Find all the lines with "this" and gather them.
[START OF Records supplied]
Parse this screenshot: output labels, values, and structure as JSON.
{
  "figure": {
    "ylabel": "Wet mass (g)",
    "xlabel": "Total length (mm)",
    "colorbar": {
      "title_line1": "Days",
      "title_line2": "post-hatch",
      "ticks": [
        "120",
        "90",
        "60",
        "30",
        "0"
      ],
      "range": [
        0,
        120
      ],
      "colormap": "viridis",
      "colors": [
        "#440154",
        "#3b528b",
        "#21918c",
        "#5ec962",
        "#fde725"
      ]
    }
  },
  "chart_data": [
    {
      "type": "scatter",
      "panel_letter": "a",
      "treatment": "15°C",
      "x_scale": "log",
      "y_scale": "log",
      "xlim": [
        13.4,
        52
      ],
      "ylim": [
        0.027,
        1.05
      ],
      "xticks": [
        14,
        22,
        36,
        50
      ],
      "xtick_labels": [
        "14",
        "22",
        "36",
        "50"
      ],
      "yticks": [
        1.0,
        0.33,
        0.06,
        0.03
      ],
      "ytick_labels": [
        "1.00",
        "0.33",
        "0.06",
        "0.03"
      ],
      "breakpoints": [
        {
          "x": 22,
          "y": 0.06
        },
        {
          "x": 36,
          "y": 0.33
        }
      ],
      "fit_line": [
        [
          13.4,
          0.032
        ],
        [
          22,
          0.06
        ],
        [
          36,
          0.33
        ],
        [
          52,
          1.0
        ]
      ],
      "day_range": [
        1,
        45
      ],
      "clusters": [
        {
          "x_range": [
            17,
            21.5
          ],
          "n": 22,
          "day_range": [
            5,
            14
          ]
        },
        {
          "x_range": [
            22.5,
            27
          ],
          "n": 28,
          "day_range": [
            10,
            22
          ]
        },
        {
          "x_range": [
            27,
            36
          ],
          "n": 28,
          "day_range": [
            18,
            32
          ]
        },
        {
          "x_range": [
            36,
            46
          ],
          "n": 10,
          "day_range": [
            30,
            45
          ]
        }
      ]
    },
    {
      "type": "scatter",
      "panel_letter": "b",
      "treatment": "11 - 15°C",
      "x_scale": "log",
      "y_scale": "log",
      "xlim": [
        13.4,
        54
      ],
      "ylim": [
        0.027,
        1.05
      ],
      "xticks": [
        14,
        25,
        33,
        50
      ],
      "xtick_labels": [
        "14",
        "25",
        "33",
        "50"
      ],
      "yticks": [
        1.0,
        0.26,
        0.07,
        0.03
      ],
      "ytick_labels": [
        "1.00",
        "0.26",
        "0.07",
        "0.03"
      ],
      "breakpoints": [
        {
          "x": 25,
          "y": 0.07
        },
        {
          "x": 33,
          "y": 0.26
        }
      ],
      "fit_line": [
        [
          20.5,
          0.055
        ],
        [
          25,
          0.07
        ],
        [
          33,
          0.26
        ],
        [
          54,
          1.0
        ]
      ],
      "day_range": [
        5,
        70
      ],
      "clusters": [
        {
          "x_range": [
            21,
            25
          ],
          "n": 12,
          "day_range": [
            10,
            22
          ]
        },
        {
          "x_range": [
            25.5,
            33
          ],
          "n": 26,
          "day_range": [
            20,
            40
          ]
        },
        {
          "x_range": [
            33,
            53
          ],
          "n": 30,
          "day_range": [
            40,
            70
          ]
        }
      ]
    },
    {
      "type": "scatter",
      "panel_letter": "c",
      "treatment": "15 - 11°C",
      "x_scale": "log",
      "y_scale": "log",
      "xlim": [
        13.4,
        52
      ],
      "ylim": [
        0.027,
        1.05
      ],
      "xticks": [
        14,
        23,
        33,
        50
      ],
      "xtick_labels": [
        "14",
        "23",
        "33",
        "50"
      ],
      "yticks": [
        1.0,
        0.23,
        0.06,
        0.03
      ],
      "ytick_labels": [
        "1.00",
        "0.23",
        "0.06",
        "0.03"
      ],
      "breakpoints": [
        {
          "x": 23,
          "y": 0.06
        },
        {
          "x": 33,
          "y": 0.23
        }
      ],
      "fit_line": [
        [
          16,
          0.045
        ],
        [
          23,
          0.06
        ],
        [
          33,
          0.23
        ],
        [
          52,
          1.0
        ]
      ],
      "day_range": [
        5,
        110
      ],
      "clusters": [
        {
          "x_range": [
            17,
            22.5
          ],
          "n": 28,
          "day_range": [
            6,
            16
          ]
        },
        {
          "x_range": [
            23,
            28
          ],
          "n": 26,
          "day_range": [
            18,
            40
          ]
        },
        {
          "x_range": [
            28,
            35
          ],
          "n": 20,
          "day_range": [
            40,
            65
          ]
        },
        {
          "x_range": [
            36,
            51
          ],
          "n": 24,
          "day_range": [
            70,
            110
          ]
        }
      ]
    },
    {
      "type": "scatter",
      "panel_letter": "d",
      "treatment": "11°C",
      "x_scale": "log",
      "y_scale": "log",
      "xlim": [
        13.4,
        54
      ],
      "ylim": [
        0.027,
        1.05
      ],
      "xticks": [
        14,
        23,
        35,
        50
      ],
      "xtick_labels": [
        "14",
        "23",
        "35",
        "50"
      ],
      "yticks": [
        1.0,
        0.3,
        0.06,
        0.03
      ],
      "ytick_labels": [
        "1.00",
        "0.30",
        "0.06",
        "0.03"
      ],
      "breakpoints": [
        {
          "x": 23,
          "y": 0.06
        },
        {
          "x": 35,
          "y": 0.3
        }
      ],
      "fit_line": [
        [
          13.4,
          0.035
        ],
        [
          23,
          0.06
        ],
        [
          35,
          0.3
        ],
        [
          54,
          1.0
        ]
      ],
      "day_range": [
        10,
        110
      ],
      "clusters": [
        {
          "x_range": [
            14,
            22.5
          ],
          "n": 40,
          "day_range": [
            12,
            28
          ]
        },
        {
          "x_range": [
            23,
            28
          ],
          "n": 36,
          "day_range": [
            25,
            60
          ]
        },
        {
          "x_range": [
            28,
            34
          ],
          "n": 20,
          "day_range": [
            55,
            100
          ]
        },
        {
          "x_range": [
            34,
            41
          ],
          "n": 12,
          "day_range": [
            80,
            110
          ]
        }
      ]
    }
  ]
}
[END OF Records supplied]
[START OF Records supplied]
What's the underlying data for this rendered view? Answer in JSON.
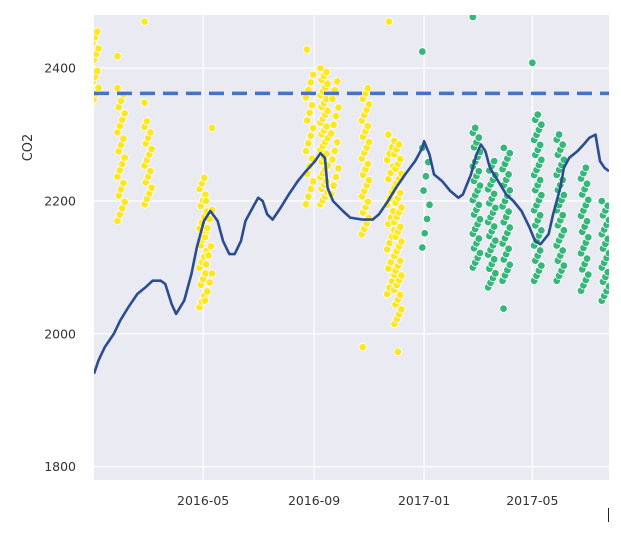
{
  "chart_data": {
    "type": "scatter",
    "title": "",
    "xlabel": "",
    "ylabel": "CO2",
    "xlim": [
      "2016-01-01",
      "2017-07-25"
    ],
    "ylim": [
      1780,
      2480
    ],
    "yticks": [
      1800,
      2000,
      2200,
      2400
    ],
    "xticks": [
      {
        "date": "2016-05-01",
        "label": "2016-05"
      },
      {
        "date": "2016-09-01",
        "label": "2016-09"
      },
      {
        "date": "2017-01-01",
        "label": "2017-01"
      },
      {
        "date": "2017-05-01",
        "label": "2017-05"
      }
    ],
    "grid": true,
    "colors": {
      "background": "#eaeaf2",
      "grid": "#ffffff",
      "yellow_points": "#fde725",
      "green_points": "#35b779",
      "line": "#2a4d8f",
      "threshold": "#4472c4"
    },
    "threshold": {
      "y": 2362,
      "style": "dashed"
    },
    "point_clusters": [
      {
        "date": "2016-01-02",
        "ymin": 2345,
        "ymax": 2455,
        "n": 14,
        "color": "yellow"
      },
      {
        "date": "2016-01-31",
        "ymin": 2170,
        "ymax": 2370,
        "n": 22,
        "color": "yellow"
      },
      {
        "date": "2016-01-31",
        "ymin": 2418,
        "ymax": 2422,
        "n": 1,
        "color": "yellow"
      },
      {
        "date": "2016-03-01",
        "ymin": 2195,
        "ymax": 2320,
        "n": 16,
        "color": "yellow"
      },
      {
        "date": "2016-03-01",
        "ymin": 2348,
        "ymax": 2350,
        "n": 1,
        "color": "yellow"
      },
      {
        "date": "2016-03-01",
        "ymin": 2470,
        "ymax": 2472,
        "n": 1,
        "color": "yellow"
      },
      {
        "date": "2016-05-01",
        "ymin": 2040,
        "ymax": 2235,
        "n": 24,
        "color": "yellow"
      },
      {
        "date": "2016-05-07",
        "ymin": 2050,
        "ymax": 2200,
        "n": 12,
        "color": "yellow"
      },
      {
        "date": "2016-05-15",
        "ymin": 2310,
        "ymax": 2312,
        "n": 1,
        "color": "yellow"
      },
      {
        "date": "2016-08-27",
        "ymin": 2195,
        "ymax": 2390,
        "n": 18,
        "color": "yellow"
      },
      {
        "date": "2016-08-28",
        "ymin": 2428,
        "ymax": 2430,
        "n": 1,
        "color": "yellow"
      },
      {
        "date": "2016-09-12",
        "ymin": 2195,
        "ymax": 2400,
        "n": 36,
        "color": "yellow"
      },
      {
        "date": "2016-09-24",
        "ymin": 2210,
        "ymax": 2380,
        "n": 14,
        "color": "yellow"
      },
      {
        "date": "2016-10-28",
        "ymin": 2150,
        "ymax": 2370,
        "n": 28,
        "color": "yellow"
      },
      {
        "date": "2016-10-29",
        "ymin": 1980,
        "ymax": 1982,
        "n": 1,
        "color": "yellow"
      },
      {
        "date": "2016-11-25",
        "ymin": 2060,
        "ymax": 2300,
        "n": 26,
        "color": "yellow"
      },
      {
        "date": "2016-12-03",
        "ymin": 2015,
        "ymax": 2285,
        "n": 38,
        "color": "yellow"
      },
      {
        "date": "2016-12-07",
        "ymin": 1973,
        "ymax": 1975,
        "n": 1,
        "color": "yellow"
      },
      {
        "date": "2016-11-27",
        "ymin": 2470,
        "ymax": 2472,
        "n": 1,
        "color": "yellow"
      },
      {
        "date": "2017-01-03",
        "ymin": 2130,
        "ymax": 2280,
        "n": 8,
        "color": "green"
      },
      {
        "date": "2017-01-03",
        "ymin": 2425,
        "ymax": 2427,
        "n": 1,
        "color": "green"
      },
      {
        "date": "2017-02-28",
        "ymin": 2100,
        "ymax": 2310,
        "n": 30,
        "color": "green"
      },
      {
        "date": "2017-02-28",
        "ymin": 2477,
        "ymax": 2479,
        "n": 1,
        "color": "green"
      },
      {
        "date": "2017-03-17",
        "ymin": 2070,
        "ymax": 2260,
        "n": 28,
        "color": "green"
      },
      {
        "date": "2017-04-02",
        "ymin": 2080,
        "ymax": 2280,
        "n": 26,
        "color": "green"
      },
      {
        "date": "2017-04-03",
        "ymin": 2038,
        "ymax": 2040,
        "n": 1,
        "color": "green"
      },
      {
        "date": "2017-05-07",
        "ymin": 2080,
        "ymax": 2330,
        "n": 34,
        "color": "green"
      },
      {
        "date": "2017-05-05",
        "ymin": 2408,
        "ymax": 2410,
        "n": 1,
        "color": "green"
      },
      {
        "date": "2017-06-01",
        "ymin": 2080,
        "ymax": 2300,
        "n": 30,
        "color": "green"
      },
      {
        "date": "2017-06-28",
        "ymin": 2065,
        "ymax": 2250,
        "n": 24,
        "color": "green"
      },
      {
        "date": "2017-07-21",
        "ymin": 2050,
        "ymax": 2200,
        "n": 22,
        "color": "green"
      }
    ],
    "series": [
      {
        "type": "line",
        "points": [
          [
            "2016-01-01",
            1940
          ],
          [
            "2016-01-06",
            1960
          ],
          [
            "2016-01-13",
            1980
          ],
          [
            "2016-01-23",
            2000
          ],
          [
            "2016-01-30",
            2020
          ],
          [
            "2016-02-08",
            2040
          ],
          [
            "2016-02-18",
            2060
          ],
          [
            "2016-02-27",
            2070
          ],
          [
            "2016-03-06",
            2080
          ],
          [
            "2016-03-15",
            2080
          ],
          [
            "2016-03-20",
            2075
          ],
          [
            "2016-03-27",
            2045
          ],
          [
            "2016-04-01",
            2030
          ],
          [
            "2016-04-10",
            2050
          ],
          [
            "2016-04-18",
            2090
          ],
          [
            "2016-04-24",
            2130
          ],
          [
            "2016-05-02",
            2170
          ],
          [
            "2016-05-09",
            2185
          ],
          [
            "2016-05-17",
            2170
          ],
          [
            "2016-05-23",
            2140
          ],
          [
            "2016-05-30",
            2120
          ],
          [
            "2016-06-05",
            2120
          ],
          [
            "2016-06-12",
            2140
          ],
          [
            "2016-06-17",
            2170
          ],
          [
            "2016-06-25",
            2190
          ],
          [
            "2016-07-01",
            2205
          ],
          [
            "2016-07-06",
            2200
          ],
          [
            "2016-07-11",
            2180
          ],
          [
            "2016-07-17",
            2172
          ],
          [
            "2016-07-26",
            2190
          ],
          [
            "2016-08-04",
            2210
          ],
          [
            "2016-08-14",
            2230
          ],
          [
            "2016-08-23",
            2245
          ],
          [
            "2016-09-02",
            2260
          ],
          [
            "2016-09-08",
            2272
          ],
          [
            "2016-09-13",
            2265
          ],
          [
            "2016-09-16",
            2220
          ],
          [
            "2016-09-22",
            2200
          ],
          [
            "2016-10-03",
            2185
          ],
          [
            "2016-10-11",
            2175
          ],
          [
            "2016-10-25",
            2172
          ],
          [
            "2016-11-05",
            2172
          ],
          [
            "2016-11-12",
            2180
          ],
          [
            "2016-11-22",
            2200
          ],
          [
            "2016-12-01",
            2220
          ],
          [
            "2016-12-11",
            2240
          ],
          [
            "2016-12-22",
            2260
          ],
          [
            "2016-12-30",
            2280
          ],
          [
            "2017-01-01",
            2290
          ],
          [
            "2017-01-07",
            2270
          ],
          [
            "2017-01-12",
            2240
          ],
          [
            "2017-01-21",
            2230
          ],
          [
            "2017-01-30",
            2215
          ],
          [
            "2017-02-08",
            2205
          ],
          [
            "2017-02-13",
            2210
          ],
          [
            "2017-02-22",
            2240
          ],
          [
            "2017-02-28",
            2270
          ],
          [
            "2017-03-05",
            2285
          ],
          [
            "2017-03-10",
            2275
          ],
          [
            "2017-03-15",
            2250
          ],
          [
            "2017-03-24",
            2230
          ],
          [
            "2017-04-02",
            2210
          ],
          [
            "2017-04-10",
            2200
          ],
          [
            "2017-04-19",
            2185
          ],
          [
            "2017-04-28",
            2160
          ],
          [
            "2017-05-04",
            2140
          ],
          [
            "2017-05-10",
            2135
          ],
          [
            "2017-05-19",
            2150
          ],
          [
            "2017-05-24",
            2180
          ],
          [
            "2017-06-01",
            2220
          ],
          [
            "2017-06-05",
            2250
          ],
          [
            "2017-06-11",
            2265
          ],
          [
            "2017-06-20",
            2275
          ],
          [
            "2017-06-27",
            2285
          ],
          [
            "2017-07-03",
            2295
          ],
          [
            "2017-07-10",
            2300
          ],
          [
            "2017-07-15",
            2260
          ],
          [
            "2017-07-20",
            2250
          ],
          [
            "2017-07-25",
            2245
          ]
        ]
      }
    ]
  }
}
[END OF Records supplied]
* Written answer
Parse this screenshot: output labels, values, and structure as JSON.
What's the underlying data for this rendered view? Answer in JSON.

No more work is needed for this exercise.